Please state how many lines in the records contain the string "Trades", with no words besides the number.

============================================================

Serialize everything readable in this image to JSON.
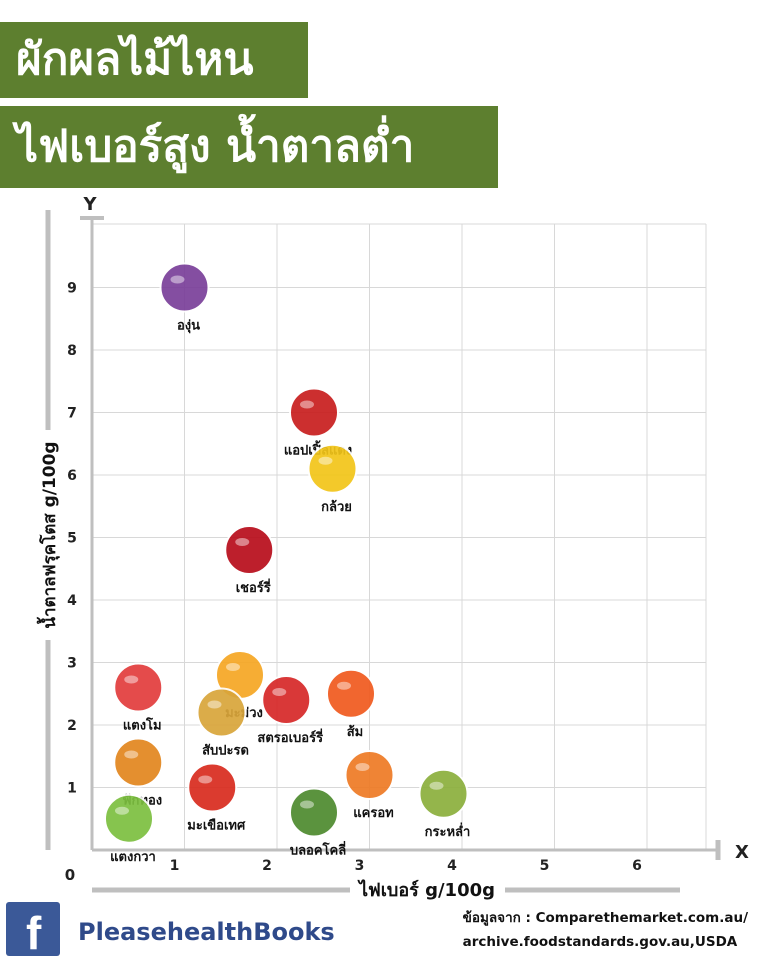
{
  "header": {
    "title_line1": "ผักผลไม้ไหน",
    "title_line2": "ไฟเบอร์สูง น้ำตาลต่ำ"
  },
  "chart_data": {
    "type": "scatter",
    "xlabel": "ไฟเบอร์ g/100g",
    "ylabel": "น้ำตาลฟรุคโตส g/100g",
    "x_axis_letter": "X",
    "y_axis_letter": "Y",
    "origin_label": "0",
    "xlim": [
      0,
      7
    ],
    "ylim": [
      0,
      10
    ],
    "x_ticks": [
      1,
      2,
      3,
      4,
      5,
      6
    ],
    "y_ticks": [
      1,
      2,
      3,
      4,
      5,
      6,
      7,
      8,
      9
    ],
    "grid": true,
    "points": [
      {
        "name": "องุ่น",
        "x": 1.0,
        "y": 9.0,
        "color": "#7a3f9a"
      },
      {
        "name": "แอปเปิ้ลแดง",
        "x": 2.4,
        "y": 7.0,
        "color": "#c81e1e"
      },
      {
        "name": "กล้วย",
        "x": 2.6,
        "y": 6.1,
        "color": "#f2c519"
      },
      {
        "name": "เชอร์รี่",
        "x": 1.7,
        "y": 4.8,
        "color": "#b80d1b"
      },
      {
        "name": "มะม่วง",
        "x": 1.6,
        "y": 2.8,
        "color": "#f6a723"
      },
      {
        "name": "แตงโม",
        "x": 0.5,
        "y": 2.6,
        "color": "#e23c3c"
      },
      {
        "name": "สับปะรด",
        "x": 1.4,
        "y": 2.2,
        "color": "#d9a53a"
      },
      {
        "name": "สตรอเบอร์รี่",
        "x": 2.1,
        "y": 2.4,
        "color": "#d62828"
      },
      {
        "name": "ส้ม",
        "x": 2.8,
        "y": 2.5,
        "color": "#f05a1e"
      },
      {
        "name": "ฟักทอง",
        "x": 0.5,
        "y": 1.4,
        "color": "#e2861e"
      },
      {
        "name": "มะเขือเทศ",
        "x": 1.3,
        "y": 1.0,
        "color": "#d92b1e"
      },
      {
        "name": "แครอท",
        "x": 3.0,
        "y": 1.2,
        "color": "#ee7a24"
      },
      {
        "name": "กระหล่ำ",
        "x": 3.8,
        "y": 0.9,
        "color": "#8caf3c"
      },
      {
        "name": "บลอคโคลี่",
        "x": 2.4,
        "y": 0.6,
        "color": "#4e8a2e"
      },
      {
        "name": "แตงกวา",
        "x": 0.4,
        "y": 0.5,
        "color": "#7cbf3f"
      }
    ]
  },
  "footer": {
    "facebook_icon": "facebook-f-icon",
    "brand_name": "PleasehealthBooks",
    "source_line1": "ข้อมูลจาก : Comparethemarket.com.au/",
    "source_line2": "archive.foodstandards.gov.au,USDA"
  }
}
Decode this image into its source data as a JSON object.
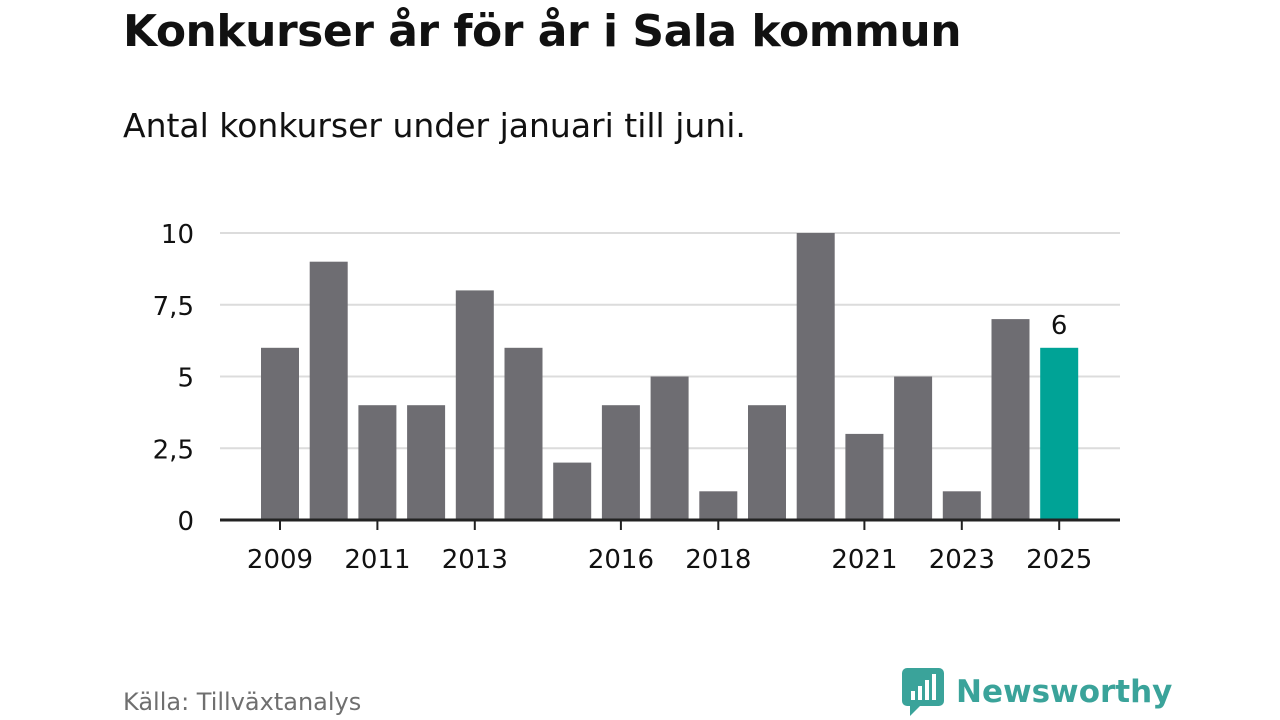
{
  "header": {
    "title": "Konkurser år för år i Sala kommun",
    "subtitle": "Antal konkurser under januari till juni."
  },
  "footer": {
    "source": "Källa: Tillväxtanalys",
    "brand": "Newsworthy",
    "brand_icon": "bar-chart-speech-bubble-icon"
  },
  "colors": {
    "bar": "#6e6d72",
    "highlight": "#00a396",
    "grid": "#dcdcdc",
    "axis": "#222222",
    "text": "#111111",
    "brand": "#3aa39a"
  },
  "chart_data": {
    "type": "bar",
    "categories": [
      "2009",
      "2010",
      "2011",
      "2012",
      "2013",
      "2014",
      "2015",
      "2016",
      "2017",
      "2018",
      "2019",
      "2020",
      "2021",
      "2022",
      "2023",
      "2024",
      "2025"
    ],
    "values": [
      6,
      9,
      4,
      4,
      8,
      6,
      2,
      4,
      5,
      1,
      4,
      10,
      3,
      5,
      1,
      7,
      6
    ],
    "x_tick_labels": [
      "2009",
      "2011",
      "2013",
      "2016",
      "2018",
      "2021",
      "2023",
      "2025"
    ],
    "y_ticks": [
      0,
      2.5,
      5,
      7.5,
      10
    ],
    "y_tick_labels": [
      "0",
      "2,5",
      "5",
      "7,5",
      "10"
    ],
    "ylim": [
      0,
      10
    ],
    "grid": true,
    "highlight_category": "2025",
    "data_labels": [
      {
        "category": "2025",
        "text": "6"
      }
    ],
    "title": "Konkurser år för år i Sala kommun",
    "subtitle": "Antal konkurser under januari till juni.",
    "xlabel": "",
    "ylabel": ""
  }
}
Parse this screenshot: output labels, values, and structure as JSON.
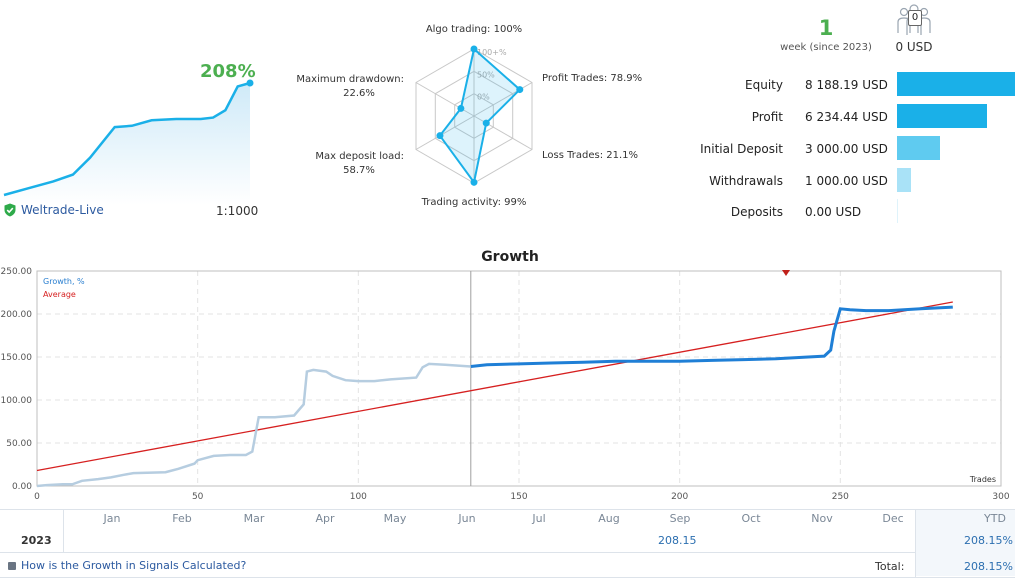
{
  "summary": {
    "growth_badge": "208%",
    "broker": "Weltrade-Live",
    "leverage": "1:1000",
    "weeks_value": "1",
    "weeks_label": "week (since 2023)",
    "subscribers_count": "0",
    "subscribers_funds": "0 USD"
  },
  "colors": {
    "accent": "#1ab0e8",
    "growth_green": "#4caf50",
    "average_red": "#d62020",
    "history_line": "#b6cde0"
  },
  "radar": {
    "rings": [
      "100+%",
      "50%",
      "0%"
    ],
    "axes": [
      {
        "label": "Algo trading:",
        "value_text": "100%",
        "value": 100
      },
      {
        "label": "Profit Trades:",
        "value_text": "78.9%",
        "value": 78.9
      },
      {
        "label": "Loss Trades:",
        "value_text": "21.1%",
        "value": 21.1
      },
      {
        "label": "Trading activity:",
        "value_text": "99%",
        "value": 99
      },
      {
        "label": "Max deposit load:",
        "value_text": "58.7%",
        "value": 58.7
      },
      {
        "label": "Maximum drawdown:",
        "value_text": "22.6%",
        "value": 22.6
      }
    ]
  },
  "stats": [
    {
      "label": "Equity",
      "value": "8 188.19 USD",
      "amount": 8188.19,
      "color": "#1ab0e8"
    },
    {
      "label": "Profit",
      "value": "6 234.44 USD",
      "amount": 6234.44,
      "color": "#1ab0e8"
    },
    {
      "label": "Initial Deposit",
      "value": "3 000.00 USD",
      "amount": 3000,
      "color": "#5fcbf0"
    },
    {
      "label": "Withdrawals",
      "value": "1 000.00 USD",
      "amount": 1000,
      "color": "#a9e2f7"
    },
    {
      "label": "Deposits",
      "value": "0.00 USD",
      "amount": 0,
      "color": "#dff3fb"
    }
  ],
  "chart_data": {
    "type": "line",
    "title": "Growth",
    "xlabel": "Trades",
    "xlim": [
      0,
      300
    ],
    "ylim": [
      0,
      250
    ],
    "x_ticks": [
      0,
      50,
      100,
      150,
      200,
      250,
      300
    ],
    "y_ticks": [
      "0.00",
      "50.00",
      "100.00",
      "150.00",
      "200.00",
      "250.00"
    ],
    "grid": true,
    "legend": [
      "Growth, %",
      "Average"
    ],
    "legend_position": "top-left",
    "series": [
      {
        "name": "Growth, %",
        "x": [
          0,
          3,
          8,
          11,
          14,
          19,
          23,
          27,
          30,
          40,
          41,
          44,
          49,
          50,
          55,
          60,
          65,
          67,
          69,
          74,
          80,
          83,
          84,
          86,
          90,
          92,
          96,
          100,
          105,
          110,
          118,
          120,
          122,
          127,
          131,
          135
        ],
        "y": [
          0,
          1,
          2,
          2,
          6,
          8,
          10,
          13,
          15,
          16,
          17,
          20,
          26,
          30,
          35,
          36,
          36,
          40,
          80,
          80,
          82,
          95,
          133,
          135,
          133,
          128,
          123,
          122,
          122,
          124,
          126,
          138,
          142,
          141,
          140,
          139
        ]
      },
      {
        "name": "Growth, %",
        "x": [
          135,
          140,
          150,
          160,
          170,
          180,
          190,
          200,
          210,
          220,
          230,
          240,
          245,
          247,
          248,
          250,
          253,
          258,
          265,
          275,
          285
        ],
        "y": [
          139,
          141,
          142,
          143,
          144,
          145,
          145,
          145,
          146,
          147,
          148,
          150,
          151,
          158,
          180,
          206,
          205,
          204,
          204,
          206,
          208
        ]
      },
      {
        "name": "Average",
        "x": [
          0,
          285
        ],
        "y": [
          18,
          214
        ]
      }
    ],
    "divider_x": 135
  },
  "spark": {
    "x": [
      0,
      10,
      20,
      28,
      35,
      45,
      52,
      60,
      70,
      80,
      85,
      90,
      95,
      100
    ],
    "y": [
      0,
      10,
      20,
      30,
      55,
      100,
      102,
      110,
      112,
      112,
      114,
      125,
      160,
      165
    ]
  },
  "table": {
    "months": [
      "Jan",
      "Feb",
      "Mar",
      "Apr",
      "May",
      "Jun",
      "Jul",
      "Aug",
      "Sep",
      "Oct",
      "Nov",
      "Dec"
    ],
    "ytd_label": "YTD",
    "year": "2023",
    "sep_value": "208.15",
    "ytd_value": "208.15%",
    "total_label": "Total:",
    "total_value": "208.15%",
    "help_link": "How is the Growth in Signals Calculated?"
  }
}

============================================================

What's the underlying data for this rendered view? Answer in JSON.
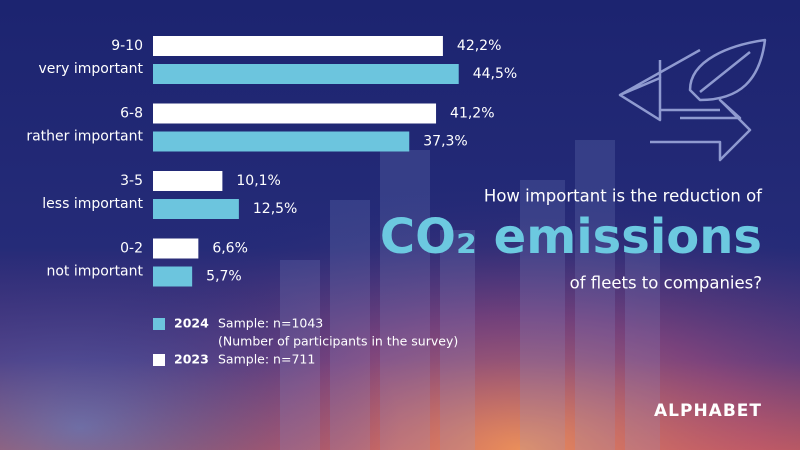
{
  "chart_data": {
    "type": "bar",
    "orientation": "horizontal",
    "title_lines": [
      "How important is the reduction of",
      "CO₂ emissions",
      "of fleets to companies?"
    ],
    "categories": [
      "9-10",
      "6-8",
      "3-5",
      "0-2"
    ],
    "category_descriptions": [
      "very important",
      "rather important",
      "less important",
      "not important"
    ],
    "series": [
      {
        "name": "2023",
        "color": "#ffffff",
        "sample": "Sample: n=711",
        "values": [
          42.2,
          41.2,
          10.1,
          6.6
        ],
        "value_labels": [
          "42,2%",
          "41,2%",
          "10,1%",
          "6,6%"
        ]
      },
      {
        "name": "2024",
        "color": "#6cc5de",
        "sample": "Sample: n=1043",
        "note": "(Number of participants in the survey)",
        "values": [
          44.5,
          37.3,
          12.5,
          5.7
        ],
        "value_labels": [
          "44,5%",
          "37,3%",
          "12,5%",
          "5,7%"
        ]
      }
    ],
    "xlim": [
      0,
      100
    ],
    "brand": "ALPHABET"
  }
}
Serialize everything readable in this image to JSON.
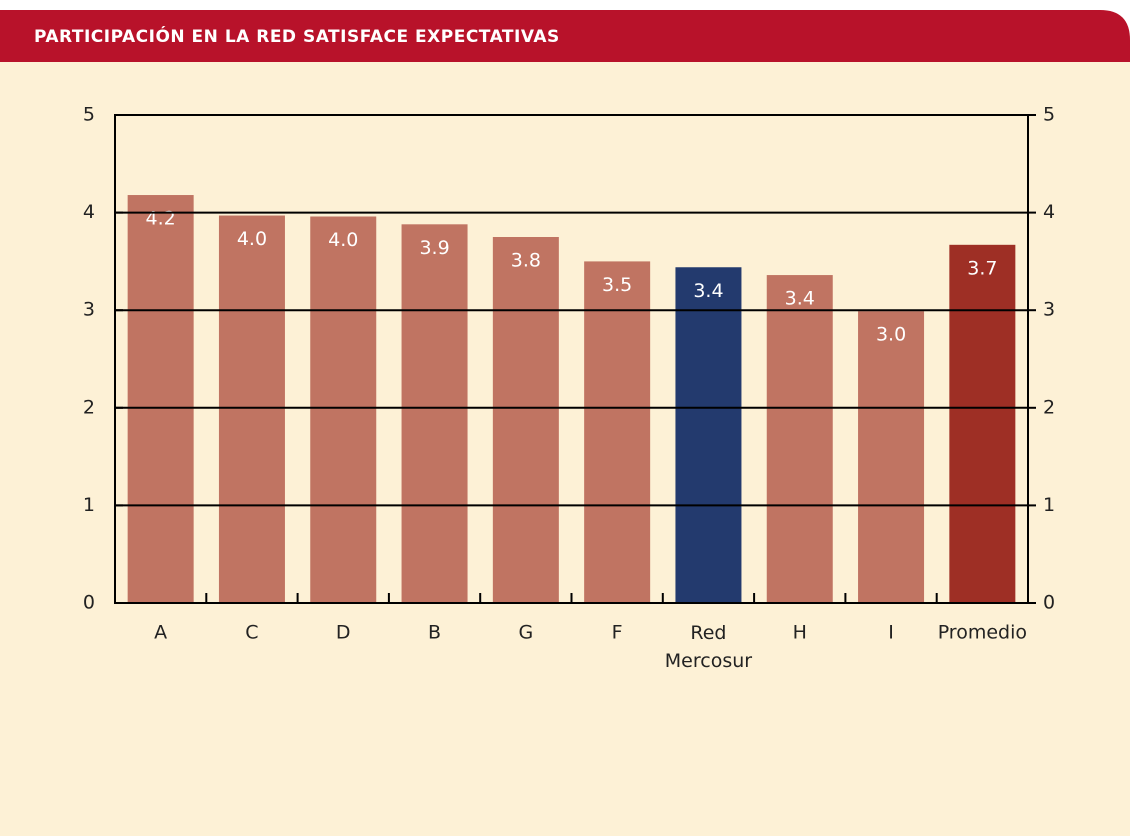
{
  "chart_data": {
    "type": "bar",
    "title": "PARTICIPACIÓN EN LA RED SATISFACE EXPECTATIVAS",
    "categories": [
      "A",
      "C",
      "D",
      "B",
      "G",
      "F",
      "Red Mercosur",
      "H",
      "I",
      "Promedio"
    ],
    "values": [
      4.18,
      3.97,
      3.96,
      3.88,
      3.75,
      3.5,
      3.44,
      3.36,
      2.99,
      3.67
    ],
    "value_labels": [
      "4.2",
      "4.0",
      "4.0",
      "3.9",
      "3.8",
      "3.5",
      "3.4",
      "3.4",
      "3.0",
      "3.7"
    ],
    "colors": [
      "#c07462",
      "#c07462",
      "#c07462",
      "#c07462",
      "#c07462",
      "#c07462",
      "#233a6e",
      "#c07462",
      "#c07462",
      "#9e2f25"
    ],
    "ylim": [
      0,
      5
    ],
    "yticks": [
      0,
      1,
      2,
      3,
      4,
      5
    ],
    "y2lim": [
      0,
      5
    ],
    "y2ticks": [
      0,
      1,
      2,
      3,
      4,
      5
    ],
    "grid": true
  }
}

============================================================

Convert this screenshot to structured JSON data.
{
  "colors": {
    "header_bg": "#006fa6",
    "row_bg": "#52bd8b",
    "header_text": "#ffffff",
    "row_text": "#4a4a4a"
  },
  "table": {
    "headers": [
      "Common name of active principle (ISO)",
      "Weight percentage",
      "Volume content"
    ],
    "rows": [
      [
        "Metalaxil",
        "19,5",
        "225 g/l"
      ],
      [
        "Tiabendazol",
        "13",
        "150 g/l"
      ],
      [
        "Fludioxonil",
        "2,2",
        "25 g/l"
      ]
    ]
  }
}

============================================================

## Written solution
3